• _DIRECTIONS FOR THIS TASK_
Each line that holds the word "Аббас" counts once; give the total for the records below and nothing else.
------------------------------------------------------------------------
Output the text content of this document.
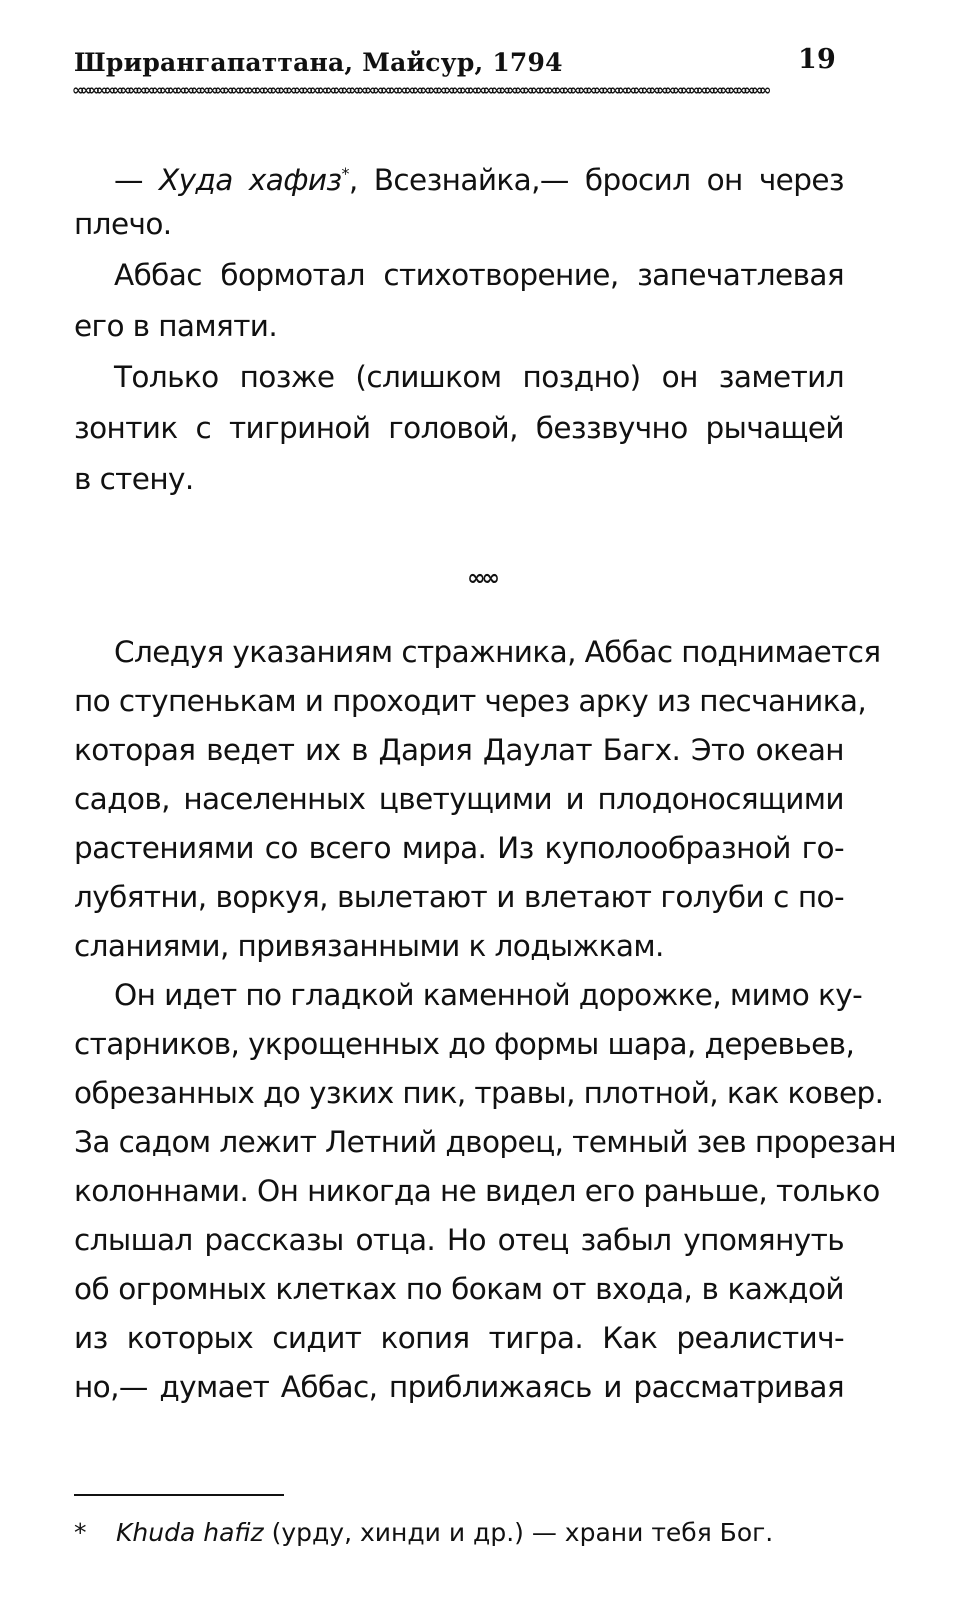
Шрирангапаттана, Майсур, 1794	19
∞∞∞∞∞∞∞∞∞∞∞∞∞∞∞∞∞∞∞∞∞∞∞∞∞∞∞∞∞∞∞∞∞∞∞∞∞∞∞∞∞∞∞∞∞∞∞∞∞∞∞∞∞∞∞∞∞∞∞∞∞∞∞∞∞∞∞∞∞∞∞∞∞∞∞∞∞∞∞∞∞∞∞∞∞∞∞∞
— Худа хафиз*, Всезнайка,— бросил он через
плечо.
Аббас бормотал стихотворение, запечатлевая
его в памяти.
Только позже (слишком поздно) он заметил
зонтик с тигриной головой, беззвучно рычащей
в стену.
∞∞
Следуя указаниям стражника, Аббас поднимается
по ступенькам и проходит через арку из песчаника,
которая ведет их в Дария Даулат Багх. Это океан
садов, населенных цветущими и плодоносящими
растениями со всего мира. Из куполообразной го-
лубятни, воркуя, вылетают и влетают голуби с по-
сланиями, привязанными к лодыжкам.
Он идет по гладкой каменной дорожке, мимо ку-
старников, укрощенных до формы шара, деревьев,
обрезанных до узких пик, травы, плотной, как ковер.
За садом лежит Летний дворец, темный зев прорезан
колоннами. Он никогда не видел его раньше, только
слышал рассказы отца. Но отец забыл упомянуть
об огромных клетках по бокам от входа, в каждой
из которых сидит копия тигра. Как реалистич-
но,— думает Аббас, приближаясь и рассматривая
* Khuda hafiz (урду, хинди и др.) — храни тебя Бог.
------------------------------------------------------------------------
• _FINISHED ANSWER_
3